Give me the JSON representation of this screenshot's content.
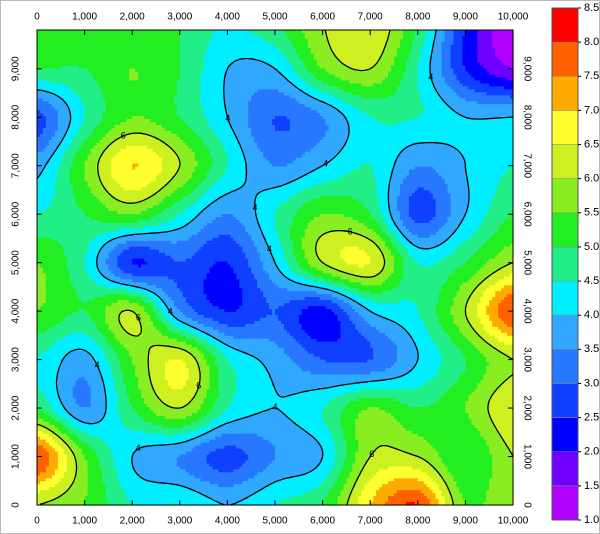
{
  "chart_data": {
    "type": "contour",
    "x": [
      0,
      1000,
      2000,
      3000,
      4000,
      5000,
      6000,
      7000,
      8000,
      9000,
      10000
    ],
    "y": [
      0,
      1000,
      2000,
      3000,
      4000,
      5000,
      6000,
      7000,
      8000,
      9000,
      10000
    ],
    "z": [
      [
        6.0,
        5.5,
        4.5,
        4.5,
        4.0,
        4.5,
        5.0,
        7.0,
        8.0,
        5.5,
        6.0
      ],
      [
        8.0,
        5.5,
        4.0,
        3.5,
        2.8,
        3.5,
        4.0,
        6.0,
        6.0,
        5.0,
        6.0
      ],
      [
        5.0,
        3.5,
        5.0,
        6.0,
        4.5,
        4.0,
        4.5,
        5.5,
        5.0,
        5.5,
        6.5
      ],
      [
        4.5,
        3.8,
        5.5,
        6.5,
        4.5,
        3.8,
        3.0,
        3.0,
        4.0,
        5.0,
        6.0
      ],
      [
        5.5,
        5.0,
        6.0,
        3.5,
        2.5,
        3.0,
        2.3,
        4.0,
        4.5,
        6.0,
        8.0
      ],
      [
        5.5,
        4.5,
        2.5,
        3.0,
        2.5,
        4.0,
        6.0,
        6.5,
        4.5,
        5.0,
        6.0
      ],
      [
        4.5,
        5.0,
        5.5,
        4.5,
        3.5,
        4.5,
        5.5,
        5.0,
        2.8,
        4.0,
        5.0
      ],
      [
        3.8,
        5.5,
        7.0,
        6.0,
        4.5,
        3.5,
        4.0,
        4.5,
        3.5,
        4.0,
        4.5
      ],
      [
        2.8,
        4.5,
        5.5,
        5.0,
        4.0,
        3.0,
        3.5,
        4.5,
        4.5,
        4.0,
        4.0
      ],
      [
        5.0,
        5.0,
        5.5,
        5.0,
        4.0,
        4.0,
        5.5,
        6.0,
        4.5,
        2.5,
        1.5
      ],
      [
        5.5,
        5.5,
        5.0,
        5.0,
        4.5,
        5.0,
        6.0,
        6.5,
        5.0,
        2.5,
        1.0
      ]
    ],
    "xlim": [
      0,
      10000
    ],
    "ylim": [
      0,
      9800
    ],
    "xticks": [
      0,
      {
        "value": 1000,
        "label": "1,000"
      },
      {
        "value": 2000,
        "label": "2,000"
      },
      {
        "value": 3000,
        "label": "3,000"
      },
      {
        "value": 4000,
        "label": "4,000"
      },
      {
        "value": 5000,
        "label": "5,000"
      },
      {
        "value": 6000,
        "label": "6,000"
      },
      {
        "value": 7000,
        "label": "7,000"
      },
      {
        "value": 8000,
        "label": "8,000"
      },
      {
        "value": 9000,
        "label": "9,000"
      },
      {
        "value": 10000,
        "label": "10,000"
      }
    ],
    "yticks": [
      0,
      {
        "value": 1000,
        "label": "1,000"
      },
      {
        "value": 2000,
        "label": "2,000"
      },
      {
        "value": 3000,
        "label": "3,000"
      },
      {
        "value": 4000,
        "label": "4,000"
      },
      {
        "value": 5000,
        "label": "5,000"
      },
      {
        "value": 6000,
        "label": "6,000"
      },
      {
        "value": 7000,
        "label": "7,000"
      },
      {
        "value": 8000,
        "label": "8,000"
      },
      {
        "value": 9000,
        "label": "9,000"
      }
    ],
    "contour_levels": [
      4,
      6
    ],
    "colorbar": {
      "ticks": [
        {
          "value": 1,
          "label": "1.0"
        },
        {
          "value": 1.5,
          "label": "1.5"
        },
        {
          "value": 2,
          "label": "2.0"
        },
        {
          "value": 2.5,
          "label": "2.5"
        },
        {
          "value": 3,
          "label": "3.0"
        },
        {
          "value": 3.5,
          "label": "3.5"
        },
        {
          "value": 4,
          "label": "4.0"
        },
        {
          "value": 4.5,
          "label": "4.5"
        },
        {
          "value": 5,
          "label": "5.0"
        },
        {
          "value": 5.5,
          "label": "5.5"
        },
        {
          "value": 6,
          "label": "6.0"
        },
        {
          "value": 6.5,
          "label": "6.5"
        },
        {
          "value": 7,
          "label": "7.0"
        },
        {
          "value": 7.5,
          "label": "7.5"
        },
        {
          "value": 8,
          "label": "8.0"
        },
        {
          "value": 8.5,
          "label": "8.5"
        }
      ],
      "colors": [
        "#b000ff",
        "#7000ff",
        "#0000ff",
        "#1040ff",
        "#2878ff",
        "#30a8ff",
        "#00eeff",
        "#22ee88",
        "#22ee22",
        "#88ee22",
        "#ccf020",
        "#ffff30",
        "#ffaa00",
        "#ff6000",
        "#ff0000"
      ]
    }
  }
}
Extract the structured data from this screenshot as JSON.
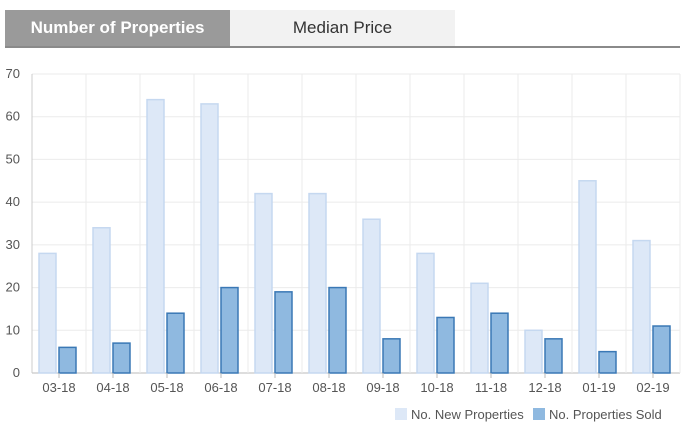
{
  "tabs": [
    {
      "label": "Number of Properties",
      "active": true
    },
    {
      "label": "Median Price",
      "active": false
    }
  ],
  "chart_data": {
    "type": "bar",
    "categories": [
      "03-18",
      "04-18",
      "05-18",
      "06-18",
      "07-18",
      "08-18",
      "09-18",
      "10-18",
      "11-18",
      "12-18",
      "01-19",
      "02-19"
    ],
    "series": [
      {
        "name": "No. New Properties",
        "values": [
          28,
          34,
          64,
          63,
          42,
          42,
          36,
          28,
          21,
          10,
          45,
          31
        ],
        "color": "#dde8f7",
        "stroke": "#c5d8f0"
      },
      {
        "name": "No. Properties Sold",
        "values": [
          6,
          7,
          14,
          20,
          19,
          20,
          8,
          13,
          14,
          8,
          5,
          11
        ],
        "color": "#8fb9e0",
        "stroke": "#3a78b5"
      }
    ],
    "ylim": [
      0,
      70
    ],
    "yticks": [
      0,
      10,
      20,
      30,
      40,
      50,
      60,
      70
    ],
    "grid": true,
    "legend": "bottom-right",
    "title": "",
    "xlabel": "",
    "ylabel": ""
  }
}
○ ○ ○ ○
YOUR INSTRUCTIONS:
Quote exactly, and only, the lines from the line containing "Extract the structured" through the final line of the records above, both included, omitting any pictures.

RESULT OF THE EXERCISE:
Extract the structured data from this screenshot as JSON.
{
  "tabs": [
    {
      "label": "Number of Properties",
      "active": true
    },
    {
      "label": "Median Price",
      "active": false
    }
  ],
  "chart_data": {
    "type": "bar",
    "categories": [
      "03-18",
      "04-18",
      "05-18",
      "06-18",
      "07-18",
      "08-18",
      "09-18",
      "10-18",
      "11-18",
      "12-18",
      "01-19",
      "02-19"
    ],
    "series": [
      {
        "name": "No. New Properties",
        "values": [
          28,
          34,
          64,
          63,
          42,
          42,
          36,
          28,
          21,
          10,
          45,
          31
        ],
        "color": "#dde8f7",
        "stroke": "#c5d8f0"
      },
      {
        "name": "No. Properties Sold",
        "values": [
          6,
          7,
          14,
          20,
          19,
          20,
          8,
          13,
          14,
          8,
          5,
          11
        ],
        "color": "#8fb9e0",
        "stroke": "#3a78b5"
      }
    ],
    "ylim": [
      0,
      70
    ],
    "yticks": [
      0,
      10,
      20,
      30,
      40,
      50,
      60,
      70
    ],
    "grid": true,
    "legend": "bottom-right",
    "title": "",
    "xlabel": "",
    "ylabel": ""
  }
}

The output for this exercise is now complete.